EXERCISE INSTRUCTIONS –
Repeat each line of the material exactly.

— begin SUPPLIED RECORDS —

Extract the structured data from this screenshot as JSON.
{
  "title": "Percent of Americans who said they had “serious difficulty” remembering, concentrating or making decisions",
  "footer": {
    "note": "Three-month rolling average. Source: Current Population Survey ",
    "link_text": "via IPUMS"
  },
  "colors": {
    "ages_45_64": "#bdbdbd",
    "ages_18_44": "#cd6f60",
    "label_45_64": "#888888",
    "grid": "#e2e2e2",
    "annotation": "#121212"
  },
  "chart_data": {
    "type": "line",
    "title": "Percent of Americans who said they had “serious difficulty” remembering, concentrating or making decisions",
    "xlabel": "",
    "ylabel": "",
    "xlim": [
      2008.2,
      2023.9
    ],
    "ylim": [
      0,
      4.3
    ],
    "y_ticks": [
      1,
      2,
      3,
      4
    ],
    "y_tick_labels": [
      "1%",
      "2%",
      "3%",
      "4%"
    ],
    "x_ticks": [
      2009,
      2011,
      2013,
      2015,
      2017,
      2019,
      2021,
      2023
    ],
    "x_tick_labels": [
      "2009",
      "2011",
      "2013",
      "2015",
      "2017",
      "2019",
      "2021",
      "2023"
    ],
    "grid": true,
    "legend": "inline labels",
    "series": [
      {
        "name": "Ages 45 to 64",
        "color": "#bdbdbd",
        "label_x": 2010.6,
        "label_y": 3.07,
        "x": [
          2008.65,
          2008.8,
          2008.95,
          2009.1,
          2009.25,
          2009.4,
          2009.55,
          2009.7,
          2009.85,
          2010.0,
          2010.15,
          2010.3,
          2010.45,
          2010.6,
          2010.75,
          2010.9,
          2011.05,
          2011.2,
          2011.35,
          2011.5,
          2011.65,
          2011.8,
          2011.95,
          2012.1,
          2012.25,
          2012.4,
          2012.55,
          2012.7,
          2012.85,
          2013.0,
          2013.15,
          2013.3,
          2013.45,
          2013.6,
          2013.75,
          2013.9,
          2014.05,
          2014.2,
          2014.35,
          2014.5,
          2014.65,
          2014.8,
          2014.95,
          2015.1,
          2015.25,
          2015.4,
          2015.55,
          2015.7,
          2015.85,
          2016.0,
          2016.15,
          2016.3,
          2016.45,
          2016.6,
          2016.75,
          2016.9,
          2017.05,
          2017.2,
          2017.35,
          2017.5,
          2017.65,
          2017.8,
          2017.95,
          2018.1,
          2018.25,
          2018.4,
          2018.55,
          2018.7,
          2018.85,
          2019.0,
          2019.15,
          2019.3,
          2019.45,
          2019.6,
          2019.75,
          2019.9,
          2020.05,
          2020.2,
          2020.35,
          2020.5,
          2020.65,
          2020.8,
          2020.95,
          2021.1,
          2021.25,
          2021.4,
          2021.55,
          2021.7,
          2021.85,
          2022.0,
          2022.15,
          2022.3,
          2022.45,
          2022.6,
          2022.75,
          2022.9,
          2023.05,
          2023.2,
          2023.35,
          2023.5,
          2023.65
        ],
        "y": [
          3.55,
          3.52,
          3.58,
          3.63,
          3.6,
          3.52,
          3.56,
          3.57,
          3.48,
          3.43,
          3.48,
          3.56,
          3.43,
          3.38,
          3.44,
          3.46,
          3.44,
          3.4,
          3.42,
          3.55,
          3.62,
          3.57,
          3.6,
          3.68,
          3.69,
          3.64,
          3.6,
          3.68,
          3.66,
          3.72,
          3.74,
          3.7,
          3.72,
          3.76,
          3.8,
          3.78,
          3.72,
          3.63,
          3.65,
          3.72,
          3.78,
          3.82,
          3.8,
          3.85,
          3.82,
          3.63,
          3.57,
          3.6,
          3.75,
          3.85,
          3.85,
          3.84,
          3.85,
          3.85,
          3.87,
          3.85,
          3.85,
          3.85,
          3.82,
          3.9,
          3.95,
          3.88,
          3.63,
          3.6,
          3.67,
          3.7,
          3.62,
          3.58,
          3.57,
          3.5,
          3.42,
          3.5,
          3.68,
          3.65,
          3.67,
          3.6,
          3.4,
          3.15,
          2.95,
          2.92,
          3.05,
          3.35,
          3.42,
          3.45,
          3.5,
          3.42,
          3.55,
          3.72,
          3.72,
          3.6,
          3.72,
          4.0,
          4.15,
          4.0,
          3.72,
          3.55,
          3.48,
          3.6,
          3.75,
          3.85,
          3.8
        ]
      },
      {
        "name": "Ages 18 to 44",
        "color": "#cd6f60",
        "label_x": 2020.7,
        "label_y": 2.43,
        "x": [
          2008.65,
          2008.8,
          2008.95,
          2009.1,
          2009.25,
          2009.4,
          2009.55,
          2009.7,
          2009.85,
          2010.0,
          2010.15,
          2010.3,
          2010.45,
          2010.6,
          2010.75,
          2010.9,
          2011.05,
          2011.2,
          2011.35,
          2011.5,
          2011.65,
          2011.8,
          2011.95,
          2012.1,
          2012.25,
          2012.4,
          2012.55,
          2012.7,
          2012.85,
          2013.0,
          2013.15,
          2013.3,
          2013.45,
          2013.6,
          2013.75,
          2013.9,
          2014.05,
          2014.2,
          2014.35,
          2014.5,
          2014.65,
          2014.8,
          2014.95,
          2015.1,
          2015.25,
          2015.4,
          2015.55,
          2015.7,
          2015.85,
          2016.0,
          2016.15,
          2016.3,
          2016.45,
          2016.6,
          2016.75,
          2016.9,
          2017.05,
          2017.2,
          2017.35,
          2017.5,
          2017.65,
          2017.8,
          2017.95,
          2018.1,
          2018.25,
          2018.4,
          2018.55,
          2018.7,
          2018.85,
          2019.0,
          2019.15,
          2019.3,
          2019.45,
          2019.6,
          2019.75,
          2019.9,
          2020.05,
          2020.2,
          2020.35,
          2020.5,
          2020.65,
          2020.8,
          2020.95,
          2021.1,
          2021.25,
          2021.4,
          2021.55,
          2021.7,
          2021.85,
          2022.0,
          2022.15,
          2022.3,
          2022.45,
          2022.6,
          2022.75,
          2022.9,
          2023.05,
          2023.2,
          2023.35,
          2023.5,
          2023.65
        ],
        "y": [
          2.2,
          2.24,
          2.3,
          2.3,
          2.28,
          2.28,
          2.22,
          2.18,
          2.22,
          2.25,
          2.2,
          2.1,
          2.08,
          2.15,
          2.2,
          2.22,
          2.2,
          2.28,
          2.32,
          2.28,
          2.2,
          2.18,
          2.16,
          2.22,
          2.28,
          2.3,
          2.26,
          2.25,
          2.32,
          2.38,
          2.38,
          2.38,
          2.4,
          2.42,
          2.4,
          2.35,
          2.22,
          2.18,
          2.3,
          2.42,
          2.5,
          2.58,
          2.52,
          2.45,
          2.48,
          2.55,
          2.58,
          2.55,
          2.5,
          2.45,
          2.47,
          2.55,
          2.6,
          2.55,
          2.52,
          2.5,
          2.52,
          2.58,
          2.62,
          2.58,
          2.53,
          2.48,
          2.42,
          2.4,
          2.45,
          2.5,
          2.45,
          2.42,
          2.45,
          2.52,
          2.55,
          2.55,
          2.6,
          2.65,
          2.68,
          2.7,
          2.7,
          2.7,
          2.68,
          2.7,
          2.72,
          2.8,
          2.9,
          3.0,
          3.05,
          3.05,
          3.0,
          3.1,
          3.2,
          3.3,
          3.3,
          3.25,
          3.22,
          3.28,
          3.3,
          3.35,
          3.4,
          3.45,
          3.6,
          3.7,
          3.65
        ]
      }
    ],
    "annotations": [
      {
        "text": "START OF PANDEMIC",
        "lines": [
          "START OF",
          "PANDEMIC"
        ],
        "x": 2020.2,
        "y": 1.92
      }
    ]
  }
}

— end SUPPLIED RECORDS —

SOLVED PROBLEM –
Extract the structured data from this screenshot as JSON.
{
  "title": "Percent of Americans who said they had “serious difficulty” remembering, concentrating or making decisions",
  "footer": {
    "note": "Three-month rolling average. Source: Current Population Survey ",
    "link_text": "via IPUMS"
  },
  "colors": {
    "ages_45_64": "#bdbdbd",
    "ages_18_44": "#cd6f60",
    "label_45_64": "#888888",
    "grid": "#e2e2e2",
    "annotation": "#121212"
  },
  "chart_data": {
    "type": "line",
    "title": "Percent of Americans who said they had “serious difficulty” remembering, concentrating or making decisions",
    "xlabel": "",
    "ylabel": "",
    "xlim": [
      2008.2,
      2023.9
    ],
    "ylim": [
      0,
      4.3
    ],
    "y_ticks": [
      1,
      2,
      3,
      4
    ],
    "y_tick_labels": [
      "1%",
      "2%",
      "3%",
      "4%"
    ],
    "x_ticks": [
      2009,
      2011,
      2013,
      2015,
      2017,
      2019,
      2021,
      2023
    ],
    "x_tick_labels": [
      "2009",
      "2011",
      "2013",
      "2015",
      "2017",
      "2019",
      "2021",
      "2023"
    ],
    "grid": true,
    "legend": "inline labels",
    "series": [
      {
        "name": "Ages 45 to 64",
        "color": "#bdbdbd",
        "label_x": 2010.6,
        "label_y": 3.07,
        "x": [
          2008.65,
          2008.8,
          2008.95,
          2009.1,
          2009.25,
          2009.4,
          2009.55,
          2009.7,
          2009.85,
          2010.0,
          2010.15,
          2010.3,
          2010.45,
          2010.6,
          2010.75,
          2010.9,
          2011.05,
          2011.2,
          2011.35,
          2011.5,
          2011.65,
          2011.8,
          2011.95,
          2012.1,
          2012.25,
          2012.4,
          2012.55,
          2012.7,
          2012.85,
          2013.0,
          2013.15,
          2013.3,
          2013.45,
          2013.6,
          2013.75,
          2013.9,
          2014.05,
          2014.2,
          2014.35,
          2014.5,
          2014.65,
          2014.8,
          2014.95,
          2015.1,
          2015.25,
          2015.4,
          2015.55,
          2015.7,
          2015.85,
          2016.0,
          2016.15,
          2016.3,
          2016.45,
          2016.6,
          2016.75,
          2016.9,
          2017.05,
          2017.2,
          2017.35,
          2017.5,
          2017.65,
          2017.8,
          2017.95,
          2018.1,
          2018.25,
          2018.4,
          2018.55,
          2018.7,
          2018.85,
          2019.0,
          2019.15,
          2019.3,
          2019.45,
          2019.6,
          2019.75,
          2019.9,
          2020.05,
          2020.2,
          2020.35,
          2020.5,
          2020.65,
          2020.8,
          2020.95,
          2021.1,
          2021.25,
          2021.4,
          2021.55,
          2021.7,
          2021.85,
          2022.0,
          2022.15,
          2022.3,
          2022.45,
          2022.6,
          2022.75,
          2022.9,
          2023.05,
          2023.2,
          2023.35,
          2023.5,
          2023.65
        ],
        "y": [
          3.55,
          3.52,
          3.58,
          3.63,
          3.6,
          3.52,
          3.56,
          3.57,
          3.48,
          3.43,
          3.48,
          3.56,
          3.43,
          3.38,
          3.44,
          3.46,
          3.44,
          3.4,
          3.42,
          3.55,
          3.62,
          3.57,
          3.6,
          3.68,
          3.69,
          3.64,
          3.6,
          3.68,
          3.66,
          3.72,
          3.74,
          3.7,
          3.72,
          3.76,
          3.8,
          3.78,
          3.72,
          3.63,
          3.65,
          3.72,
          3.78,
          3.82,
          3.8,
          3.85,
          3.82,
          3.63,
          3.57,
          3.6,
          3.75,
          3.85,
          3.85,
          3.84,
          3.85,
          3.85,
          3.87,
          3.85,
          3.85,
          3.85,
          3.82,
          3.9,
          3.95,
          3.88,
          3.63,
          3.6,
          3.67,
          3.7,
          3.62,
          3.58,
          3.57,
          3.5,
          3.42,
          3.5,
          3.68,
          3.65,
          3.67,
          3.6,
          3.4,
          3.15,
          2.95,
          2.92,
          3.05,
          3.35,
          3.42,
          3.45,
          3.5,
          3.42,
          3.55,
          3.72,
          3.72,
          3.6,
          3.72,
          4.0,
          4.15,
          4.0,
          3.72,
          3.55,
          3.48,
          3.6,
          3.75,
          3.85,
          3.8
        ]
      },
      {
        "name": "Ages 18 to 44",
        "color": "#cd6f60",
        "label_x": 2020.7,
        "label_y": 2.43,
        "x": [
          2008.65,
          2008.8,
          2008.95,
          2009.1,
          2009.25,
          2009.4,
          2009.55,
          2009.7,
          2009.85,
          2010.0,
          2010.15,
          2010.3,
          2010.45,
          2010.6,
          2010.75,
          2010.9,
          2011.05,
          2011.2,
          2011.35,
          2011.5,
          2011.65,
          2011.8,
          2011.95,
          2012.1,
          2012.25,
          2012.4,
          2012.55,
          2012.7,
          2012.85,
          2013.0,
          2013.15,
          2013.3,
          2013.45,
          2013.6,
          2013.75,
          2013.9,
          2014.05,
          2014.2,
          2014.35,
          2014.5,
          2014.65,
          2014.8,
          2014.95,
          2015.1,
          2015.25,
          2015.4,
          2015.55,
          2015.7,
          2015.85,
          2016.0,
          2016.15,
          2016.3,
          2016.45,
          2016.6,
          2016.75,
          2016.9,
          2017.05,
          2017.2,
          2017.35,
          2017.5,
          2017.65,
          2017.8,
          2017.95,
          2018.1,
          2018.25,
          2018.4,
          2018.55,
          2018.7,
          2018.85,
          2019.0,
          2019.15,
          2019.3,
          2019.45,
          2019.6,
          2019.75,
          2019.9,
          2020.05,
          2020.2,
          2020.35,
          2020.5,
          2020.65,
          2020.8,
          2020.95,
          2021.1,
          2021.25,
          2021.4,
          2021.55,
          2021.7,
          2021.85,
          2022.0,
          2022.15,
          2022.3,
          2022.45,
          2022.6,
          2022.75,
          2022.9,
          2023.05,
          2023.2,
          2023.35,
          2023.5,
          2023.65
        ],
        "y": [
          2.2,
          2.24,
          2.3,
          2.3,
          2.28,
          2.28,
          2.22,
          2.18,
          2.22,
          2.25,
          2.2,
          2.1,
          2.08,
          2.15,
          2.2,
          2.22,
          2.2,
          2.28,
          2.32,
          2.28,
          2.2,
          2.18,
          2.16,
          2.22,
          2.28,
          2.3,
          2.26,
          2.25,
          2.32,
          2.38,
          2.38,
          2.38,
          2.4,
          2.42,
          2.4,
          2.35,
          2.22,
          2.18,
          2.3,
          2.42,
          2.5,
          2.58,
          2.52,
          2.45,
          2.48,
          2.55,
          2.58,
          2.55,
          2.5,
          2.45,
          2.47,
          2.55,
          2.6,
          2.55,
          2.52,
          2.5,
          2.52,
          2.58,
          2.62,
          2.58,
          2.53,
          2.48,
          2.42,
          2.4,
          2.45,
          2.5,
          2.45,
          2.42,
          2.45,
          2.52,
          2.55,
          2.55,
          2.6,
          2.65,
          2.68,
          2.7,
          2.7,
          2.7,
          2.68,
          2.7,
          2.72,
          2.8,
          2.9,
          3.0,
          3.05,
          3.05,
          3.0,
          3.1,
          3.2,
          3.3,
          3.3,
          3.25,
          3.22,
          3.28,
          3.3,
          3.35,
          3.4,
          3.45,
          3.6,
          3.7,
          3.65
        ]
      }
    ],
    "annotations": [
      {
        "text": "START OF PANDEMIC",
        "lines": [
          "START OF",
          "PANDEMIC"
        ],
        "x": 2020.2,
        "y": 1.92
      }
    ]
  }
}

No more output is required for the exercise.